» Written task:
Filter the records below for the word "name". Copy each line that holds it.

-- start --

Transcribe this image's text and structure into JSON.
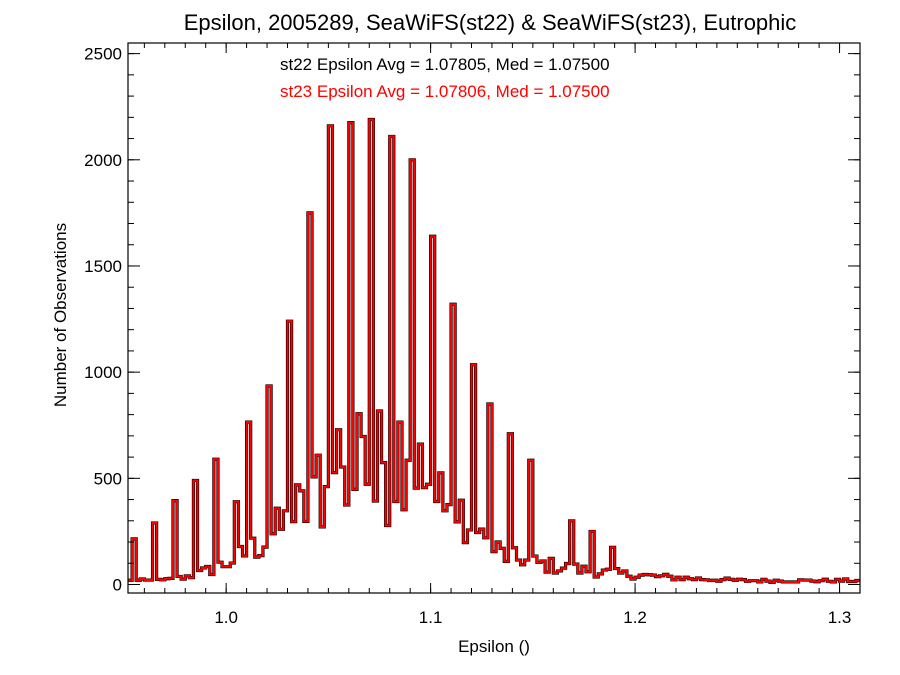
{
  "chart_data": {
    "type": "histogram",
    "title": "Epsilon, 2005289, SeaWiFS(st22) & SeaWiFS(st23), Eutrophic",
    "xlabel": "Epsilon ()",
    "ylabel": "Number of Observations",
    "xlim": [
      0.952,
      1.31
    ],
    "ylim": [
      -40,
      2550
    ],
    "x_ticks": [
      1.0,
      1.1,
      1.2,
      1.3
    ],
    "x_tick_labels": [
      "1.0",
      "1.1",
      "1.2",
      "1.3"
    ],
    "y_ticks": [
      0,
      500,
      1000,
      1500,
      2000,
      2500
    ],
    "y_tick_labels": [
      "0",
      "500",
      "1000",
      "1500",
      "2000",
      "2500"
    ],
    "bin_width": 0.002,
    "grid": false,
    "series": [
      {
        "name": "st22",
        "color": "#000000",
        "values": []
      },
      {
        "name": "st23",
        "color": "#ff0000",
        "values": []
      }
    ],
    "annotations": [
      {
        "text": "st22 Epsilon Avg = 1.07805, Med = 1.07500",
        "color": "#000000"
      },
      {
        "text": "st23 Epsilon Avg = 1.07806, Med = 1.07500",
        "color": "#ff0000"
      }
    ],
    "key_spikes": [
      {
        "x": 0.955,
        "y": 215
      },
      {
        "x": 0.965,
        "y": 290
      },
      {
        "x": 0.975,
        "y": 395
      },
      {
        "x": 0.985,
        "y": 490
      },
      {
        "x": 0.995,
        "y": 590
      },
      {
        "x": 1.005,
        "y": 390
      },
      {
        "x": 1.01,
        "y": 765
      },
      {
        "x": 1.02,
        "y": 935
      },
      {
        "x": 1.03,
        "y": 1240
      },
      {
        "x": 1.04,
        "y": 1750
      },
      {
        "x": 1.05,
        "y": 2160
      },
      {
        "x": 1.06,
        "y": 2175
      },
      {
        "x": 1.07,
        "y": 2190
      },
      {
        "x": 1.08,
        "y": 2110
      },
      {
        "x": 1.09,
        "y": 2000
      },
      {
        "x": 1.1,
        "y": 1640
      },
      {
        "x": 1.11,
        "y": 1320
      },
      {
        "x": 1.12,
        "y": 1035
      },
      {
        "x": 1.13,
        "y": 850
      },
      {
        "x": 1.14,
        "y": 710
      },
      {
        "x": 1.15,
        "y": 585
      },
      {
        "x": 1.17,
        "y": 300
      },
      {
        "x": 1.18,
        "y": 250
      },
      {
        "x": 1.19,
        "y": 175
      }
    ]
  }
}
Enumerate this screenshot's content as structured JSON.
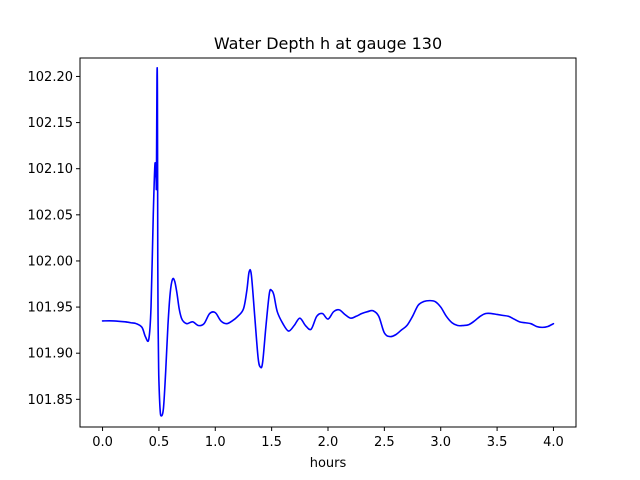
{
  "chart_data": {
    "type": "line",
    "title": "Water Depth h at gauge 130",
    "xlabel": "hours",
    "ylabel": "",
    "xlim": [
      -0.2,
      4.2
    ],
    "ylim": [
      101.82,
      102.22
    ],
    "xticks": [
      0.0,
      0.5,
      1.0,
      1.5,
      2.0,
      2.5,
      3.0,
      3.5,
      4.0
    ],
    "xtick_labels": [
      "0.0",
      "0.5",
      "1.0",
      "1.5",
      "2.0",
      "2.5",
      "3.0",
      "3.5",
      "4.0"
    ],
    "yticks": [
      101.85,
      101.9,
      101.95,
      102.0,
      102.05,
      102.1,
      102.15,
      102.2
    ],
    "ytick_labels": [
      "101.85",
      "101.90",
      "101.95",
      "102.00",
      "102.05",
      "102.10",
      "102.15",
      "102.20"
    ],
    "grid": false,
    "series": [
      {
        "color": "#0000ff",
        "x": [
          0.0,
          0.1,
          0.2,
          0.25,
          0.3,
          0.35,
          0.38,
          0.41,
          0.43,
          0.45,
          0.465,
          0.475,
          0.478,
          0.483,
          0.487,
          0.49,
          0.493,
          0.497,
          0.5,
          0.51,
          0.52,
          0.54,
          0.56,
          0.58,
          0.6,
          0.62,
          0.64,
          0.66,
          0.68,
          0.7,
          0.72,
          0.75,
          0.8,
          0.85,
          0.9,
          0.95,
          1.0,
          1.05,
          1.1,
          1.15,
          1.2,
          1.25,
          1.28,
          1.3,
          1.32,
          1.35,
          1.38,
          1.4,
          1.42,
          1.45,
          1.48,
          1.5,
          1.52,
          1.55,
          1.6,
          1.65,
          1.7,
          1.75,
          1.8,
          1.85,
          1.9,
          1.95,
          2.0,
          2.05,
          2.1,
          2.15,
          2.2,
          2.25,
          2.3,
          2.35,
          2.4,
          2.45,
          2.5,
          2.55,
          2.6,
          2.65,
          2.7,
          2.75,
          2.8,
          2.85,
          2.9,
          2.95,
          3.0,
          3.05,
          3.1,
          3.15,
          3.2,
          3.25,
          3.3,
          3.35,
          3.4,
          3.45,
          3.5,
          3.55,
          3.6,
          3.65,
          3.7,
          3.75,
          3.8,
          3.85,
          3.9,
          3.95,
          4.0
        ],
        "y": [
          101.935,
          101.935,
          101.934,
          101.933,
          101.932,
          101.928,
          101.918,
          101.915,
          101.95,
          102.05,
          102.105,
          102.09,
          102.085,
          102.2,
          102.18,
          102.0,
          101.93,
          101.89,
          101.87,
          101.84,
          101.832,
          101.84,
          101.88,
          101.93,
          101.965,
          101.98,
          101.978,
          101.965,
          101.948,
          101.938,
          101.934,
          101.932,
          101.934,
          101.93,
          101.932,
          101.943,
          101.944,
          101.935,
          101.932,
          101.935,
          101.94,
          101.948,
          101.968,
          101.988,
          101.985,
          101.94,
          101.895,
          101.885,
          101.89,
          101.93,
          101.965,
          101.968,
          101.963,
          101.945,
          101.932,
          101.924,
          101.93,
          101.938,
          101.93,
          101.926,
          101.94,
          101.943,
          101.937,
          101.945,
          101.947,
          101.942,
          101.938,
          101.94,
          101.943,
          101.945,
          101.946,
          101.94,
          101.922,
          101.918,
          101.92,
          101.925,
          101.93,
          101.94,
          101.952,
          101.956,
          101.957,
          101.956,
          101.95,
          101.94,
          101.933,
          101.93,
          101.93,
          101.931,
          101.935,
          101.94,
          101.943,
          101.943,
          101.942,
          101.941,
          101.94,
          101.937,
          101.934,
          101.933,
          101.932,
          101.929,
          101.928,
          101.929,
          101.932
        ]
      }
    ]
  }
}
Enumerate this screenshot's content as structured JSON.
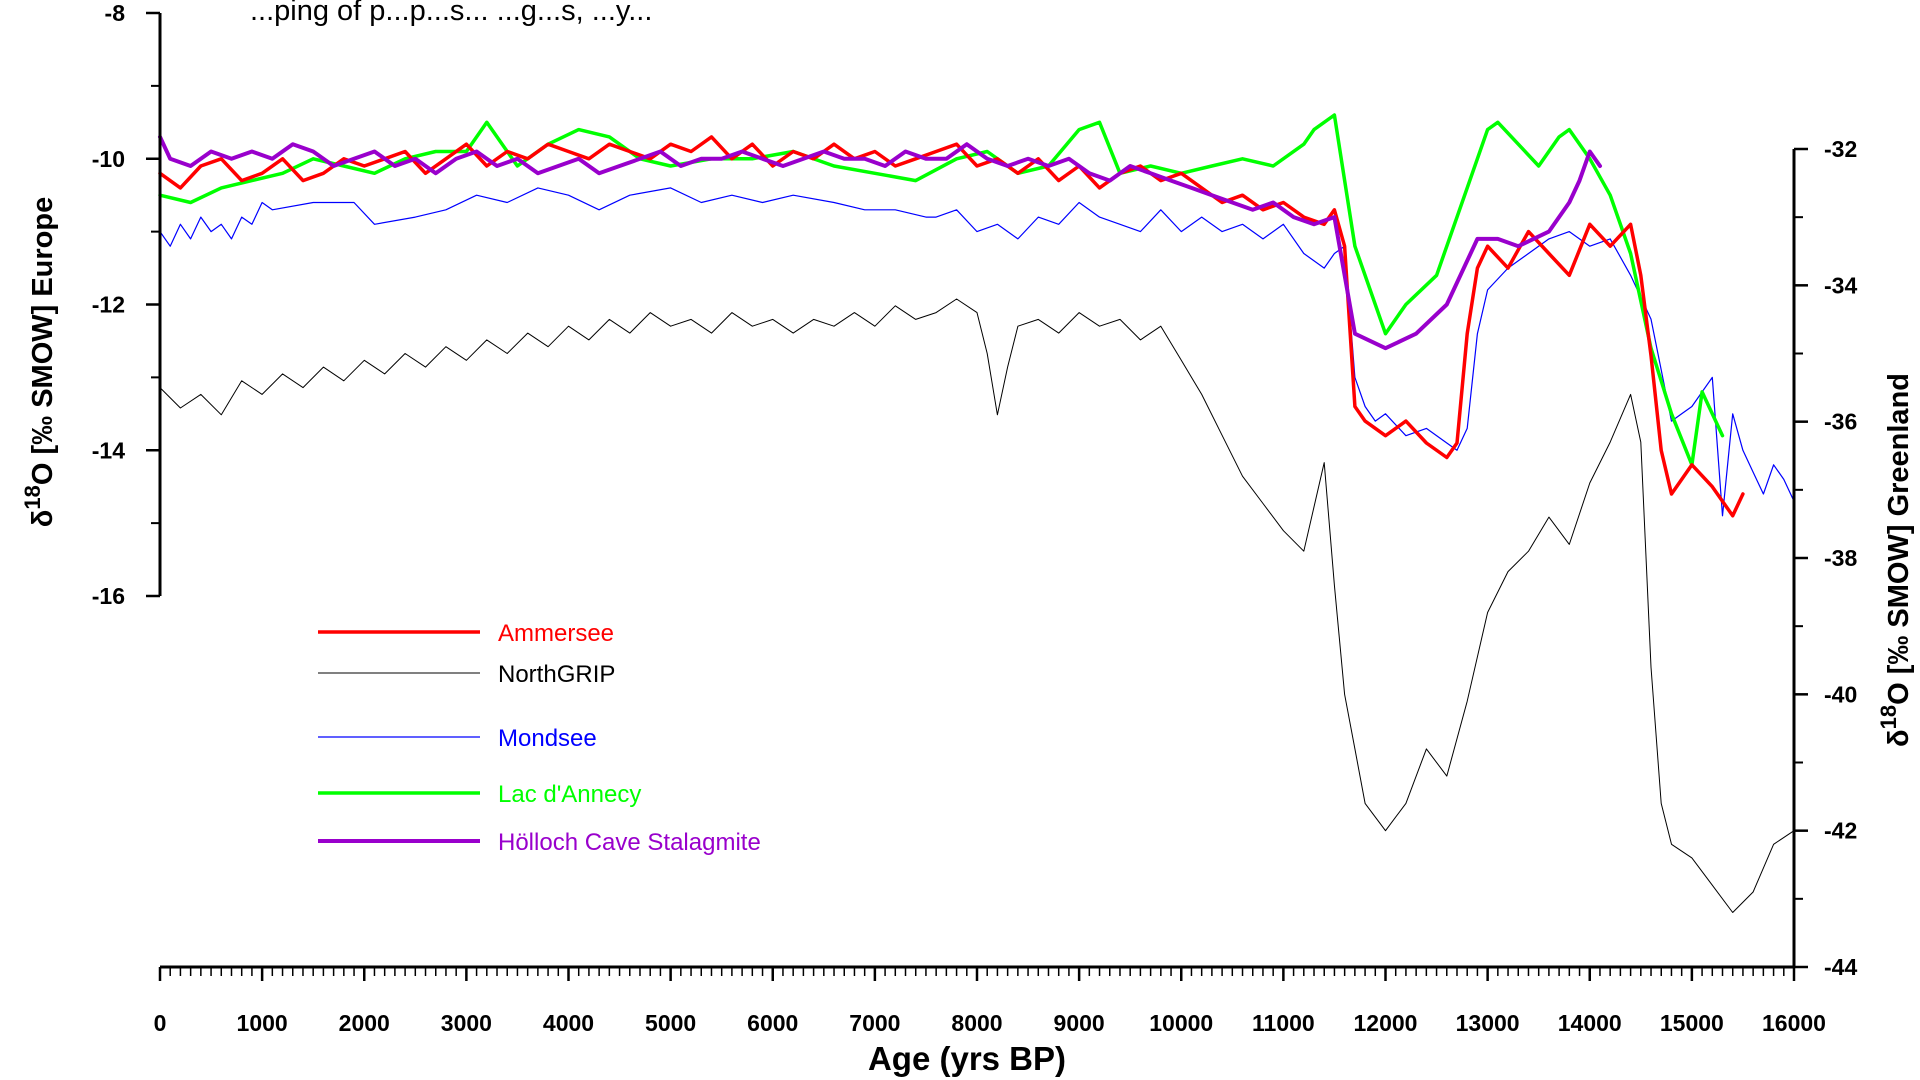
{
  "chart_data": {
    "type": "line",
    "title_fragment": "...ping of p...p...s... ...g...s, ...y...",
    "xlabel": "Age (yrs BP)",
    "xlim": [
      0,
      16000
    ],
    "xticks": [
      0,
      1000,
      2000,
      3000,
      4000,
      5000,
      6000,
      7000,
      8000,
      9000,
      10000,
      11000,
      12000,
      13000,
      14000,
      15000,
      16000
    ],
    "ylabel_left": "δ18O [‰ SMOW] Europe",
    "ylabel_left_parts": {
      "delta": "δ",
      "sup": "18",
      "rest": "O  [‰ SMOW] Europe"
    },
    "ylim_left": [
      -16,
      -8
    ],
    "yticks_left": [
      -8,
      -10,
      -12,
      -14,
      -16
    ],
    "ylabel_right": "δ18O [‰ SMOW] Greenland",
    "ylabel_right_parts": {
      "delta": "δ",
      "sup": "18",
      "rest": "O  [‰ SMOW] Greenland"
    },
    "ylim_right": [
      -44,
      -32
    ],
    "yticks_right": [
      -32,
      -34,
      -36,
      -38,
      -40,
      -42,
      -44
    ],
    "legend_position": "lower-left",
    "series": [
      {
        "name": "Ammersee",
        "color": "#ff0000",
        "width": 3.5,
        "axis": "left",
        "x": [
          0,
          200,
          400,
          600,
          800,
          1000,
          1200,
          1400,
          1600,
          1800,
          2000,
          2200,
          2400,
          2600,
          2800,
          3000,
          3200,
          3400,
          3600,
          3800,
          4000,
          4200,
          4400,
          4600,
          4800,
          5000,
          5200,
          5400,
          5600,
          5800,
          6000,
          6200,
          6400,
          6600,
          6800,
          7000,
          7200,
          7400,
          7600,
          7800,
          8000,
          8200,
          8400,
          8600,
          8800,
          9000,
          9200,
          9400,
          9600,
          9800,
          10000,
          10200,
          10400,
          10600,
          10800,
          11000,
          11200,
          11400,
          11500,
          11600,
          11700,
          11800,
          12000,
          12200,
          12400,
          12600,
          12700,
          12800,
          12900,
          13000,
          13200,
          13400,
          13600,
          13800,
          14000,
          14200,
          14400,
          14500,
          14600,
          14700,
          14800,
          15000,
          15200,
          15400,
          15500
        ],
        "y": [
          -10.2,
          -10.4,
          -10.1,
          -10.0,
          -10.3,
          -10.2,
          -10.0,
          -10.3,
          -10.2,
          -10.0,
          -10.1,
          -10.0,
          -9.9,
          -10.2,
          -10.0,
          -9.8,
          -10.1,
          -9.9,
          -10.0,
          -9.8,
          -9.9,
          -10.0,
          -9.8,
          -9.9,
          -10.0,
          -9.8,
          -9.9,
          -9.7,
          -10.0,
          -9.8,
          -10.1,
          -9.9,
          -10.0,
          -9.8,
          -10.0,
          -9.9,
          -10.1,
          -10.0,
          -9.9,
          -9.8,
          -10.1,
          -10.0,
          -10.2,
          -10.0,
          -10.3,
          -10.1,
          -10.4,
          -10.2,
          -10.1,
          -10.3,
          -10.2,
          -10.4,
          -10.6,
          -10.5,
          -10.7,
          -10.6,
          -10.8,
          -10.9,
          -10.7,
          -11.2,
          -13.4,
          -13.6,
          -13.8,
          -13.6,
          -13.9,
          -14.1,
          -13.9,
          -12.4,
          -11.5,
          -11.2,
          -11.5,
          -11.0,
          -11.3,
          -11.6,
          -10.9,
          -11.2,
          -10.9,
          -11.6,
          -12.7,
          -14.0,
          -14.6,
          -14.2,
          -14.5,
          -14.9,
          -14.6
        ]
      },
      {
        "name": "NorthGRIP",
        "color": "#000000",
        "width": 1,
        "axis": "right",
        "x": [
          0,
          200,
          400,
          600,
          800,
          1000,
          1200,
          1400,
          1600,
          1800,
          2000,
          2200,
          2400,
          2600,
          2800,
          3000,
          3200,
          3400,
          3600,
          3800,
          4000,
          4200,
          4400,
          4600,
          4800,
          5000,
          5200,
          5400,
          5600,
          5800,
          6000,
          6200,
          6400,
          6600,
          6800,
          7000,
          7200,
          7400,
          7600,
          7800,
          8000,
          8100,
          8200,
          8300,
          8400,
          8600,
          8800,
          9000,
          9200,
          9400,
          9600,
          9800,
          10000,
          10200,
          10400,
          10600,
          10800,
          11000,
          11200,
          11400,
          11500,
          11600,
          11700,
          11800,
          12000,
          12200,
          12400,
          12600,
          12800,
          13000,
          13200,
          13400,
          13600,
          13800,
          14000,
          14200,
          14400,
          14500,
          14600,
          14700,
          14800,
          15000,
          15200,
          15400,
          15600,
          15800,
          16000
        ],
        "y": [
          -35.5,
          -35.8,
          -35.6,
          -35.9,
          -35.4,
          -35.6,
          -35.3,
          -35.5,
          -35.2,
          -35.4,
          -35.1,
          -35.3,
          -35.0,
          -35.2,
          -34.9,
          -35.1,
          -34.8,
          -35.0,
          -34.7,
          -34.9,
          -34.6,
          -34.8,
          -34.5,
          -34.7,
          -34.4,
          -34.6,
          -34.5,
          -34.7,
          -34.4,
          -34.6,
          -34.5,
          -34.7,
          -34.5,
          -34.6,
          -34.4,
          -34.6,
          -34.3,
          -34.5,
          -34.4,
          -34.2,
          -34.4,
          -35.0,
          -35.9,
          -35.2,
          -34.6,
          -34.5,
          -34.7,
          -34.4,
          -34.6,
          -34.5,
          -34.8,
          -34.6,
          -35.1,
          -35.6,
          -36.2,
          -36.8,
          -37.2,
          -37.6,
          -37.9,
          -36.6,
          -38.4,
          -40.0,
          -40.8,
          -41.6,
          -42.0,
          -41.6,
          -40.8,
          -41.2,
          -40.1,
          -38.8,
          -38.2,
          -37.9,
          -37.4,
          -37.8,
          -36.9,
          -36.3,
          -35.6,
          -36.3,
          -39.6,
          -41.6,
          -42.2,
          -42.4,
          -42.8,
          -43.2,
          -42.9,
          -42.2,
          -42.0
        ]
      },
      {
        "name": "Mondsee",
        "color": "#0000ff",
        "width": 1.2,
        "axis": "left",
        "x": [
          0,
          100,
          200,
          300,
          400,
          500,
          600,
          700,
          800,
          900,
          1000,
          1100,
          1500,
          1900,
          2100,
          2500,
          2800,
          3100,
          3400,
          3700,
          4000,
          4300,
          4600,
          5000,
          5300,
          5600,
          5900,
          6200,
          6600,
          6900,
          7200,
          7500,
          7600,
          7800,
          8000,
          8200,
          8400,
          8600,
          8800,
          9000,
          9200,
          9400,
          9600,
          9800,
          10000,
          10200,
          10400,
          10600,
          10800,
          11000,
          11200,
          11400,
          11500,
          11600,
          11700,
          11800,
          11900,
          12000,
          12200,
          12400,
          12600,
          12700,
          12800,
          12900,
          13000,
          13200,
          13400,
          13600,
          13800,
          14000,
          14200,
          14400,
          14600,
          14800,
          14900,
          15000,
          15100,
          15200,
          15300,
          15400,
          15500,
          15600,
          15700,
          15800,
          15900,
          16000
        ],
        "y": [
          -11.0,
          -11.2,
          -10.9,
          -11.1,
          -10.8,
          -11.0,
          -10.9,
          -11.1,
          -10.8,
          -10.9,
          -10.6,
          -10.7,
          -10.6,
          -10.6,
          -10.9,
          -10.8,
          -10.7,
          -10.5,
          -10.6,
          -10.4,
          -10.5,
          -10.7,
          -10.5,
          -10.4,
          -10.6,
          -10.5,
          -10.6,
          -10.5,
          -10.6,
          -10.7,
          -10.7,
          -10.8,
          -10.8,
          -10.7,
          -11.0,
          -10.9,
          -11.1,
          -10.8,
          -10.9,
          -10.6,
          -10.8,
          -10.9,
          -11.0,
          -10.7,
          -11.0,
          -10.8,
          -11.0,
          -10.9,
          -11.1,
          -10.9,
          -11.3,
          -11.5,
          -11.3,
          -11.2,
          -13.0,
          -13.4,
          -13.6,
          -13.5,
          -13.8,
          -13.7,
          -13.9,
          -14.0,
          -13.7,
          -12.4,
          -11.8,
          -11.5,
          -11.3,
          -11.1,
          -11.0,
          -11.2,
          -11.1,
          -11.6,
          -12.2,
          -13.6,
          -13.5,
          -13.4,
          -13.2,
          -13.0,
          -14.9,
          -13.5,
          -14.0,
          -14.3,
          -14.6,
          -14.2,
          -14.4,
          -14.7
        ]
      },
      {
        "name": "Lac d'Annecy",
        "color": "#00ff00",
        "width": 3.5,
        "axis": "left",
        "x": [
          0,
          300,
          600,
          900,
          1200,
          1500,
          1800,
          2100,
          2400,
          2700,
          3000,
          3200,
          3500,
          3800,
          4100,
          4400,
          4700,
          5000,
          5400,
          5800,
          6200,
          6600,
          7000,
          7400,
          7800,
          8100,
          8400,
          8700,
          9000,
          9200,
          9400,
          9700,
          10000,
          10300,
          10600,
          10900,
          11200,
          11300,
          11500,
          11700,
          12000,
          12200,
          12500,
          12800,
          13000,
          13100,
          13300,
          13500,
          13700,
          13800,
          14000,
          14200,
          14400,
          14600,
          14800,
          15000,
          15100,
          15300
        ],
        "y": [
          -10.5,
          -10.6,
          -10.4,
          -10.3,
          -10.2,
          -10.0,
          -10.1,
          -10.2,
          -10.0,
          -9.9,
          -9.9,
          -9.5,
          -10.1,
          -9.8,
          -9.6,
          -9.7,
          -10.0,
          -10.1,
          -10.0,
          -10.0,
          -9.9,
          -10.1,
          -10.2,
          -10.3,
          -10.0,
          -9.9,
          -10.2,
          -10.1,
          -9.6,
          -9.5,
          -10.2,
          -10.1,
          -10.2,
          -10.1,
          -10.0,
          -10.1,
          -9.8,
          -9.6,
          -9.4,
          -11.2,
          -12.4,
          -12.0,
          -11.6,
          -10.4,
          -9.6,
          -9.5,
          -9.8,
          -10.1,
          -9.7,
          -9.6,
          -10.0,
          -10.5,
          -11.3,
          -12.6,
          -13.5,
          -14.2,
          -13.2,
          -13.8
        ]
      },
      {
        "name": "Hölloch Cave Stalagmite",
        "color": "#9900cc",
        "width": 4,
        "axis": "left",
        "x": [
          0,
          100,
          300,
          500,
          700,
          900,
          1100,
          1300,
          1500,
          1700,
          1900,
          2100,
          2300,
          2500,
          2700,
          2900,
          3100,
          3300,
          3500,
          3700,
          3900,
          4100,
          4300,
          4500,
          4700,
          4900,
          5100,
          5300,
          5500,
          5700,
          5900,
          6100,
          6300,
          6500,
          6700,
          6900,
          7100,
          7300,
          7500,
          7700,
          7900,
          8100,
          8300,
          8500,
          8700,
          8900,
          9100,
          9300,
          9500,
          9700,
          9900,
          10100,
          10300,
          10500,
          10700,
          10900,
          11100,
          11300,
          11500,
          11700,
          12000,
          12300,
          12600,
          12900,
          13100,
          13300,
          13600,
          13800,
          13900,
          14000,
          14100
        ],
        "y": [
          -9.7,
          -10.0,
          -10.1,
          -9.9,
          -10.0,
          -9.9,
          -10.0,
          -9.8,
          -9.9,
          -10.1,
          -10.0,
          -9.9,
          -10.1,
          -10.0,
          -10.2,
          -10.0,
          -9.9,
          -10.1,
          -10.0,
          -10.2,
          -10.1,
          -10.0,
          -10.2,
          -10.1,
          -10.0,
          -9.9,
          -10.1,
          -10.0,
          -10.0,
          -9.9,
          -10.0,
          -10.1,
          -10.0,
          -9.9,
          -10.0,
          -10.0,
          -10.1,
          -9.9,
          -10.0,
          -10.0,
          -9.8,
          -10.0,
          -10.1,
          -10.0,
          -10.1,
          -10.0,
          -10.2,
          -10.3,
          -10.1,
          -10.2,
          -10.3,
          -10.4,
          -10.5,
          -10.6,
          -10.7,
          -10.6,
          -10.8,
          -10.9,
          -10.8,
          -12.4,
          -12.6,
          -12.4,
          -12.0,
          -11.1,
          -11.1,
          -11.2,
          -11.0,
          -10.6,
          -10.3,
          -9.9,
          -10.1
        ]
      }
    ]
  }
}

-- end --

» Exercise output:
        "name": "st22",
        "name": "st23",
        "name": "Ammersee",
        "name": "NorthGRIP",
        "name": "Mondsee",
        "name": "Lac d'Annecy",
        "name": "Hölloch Cave Stalagmite",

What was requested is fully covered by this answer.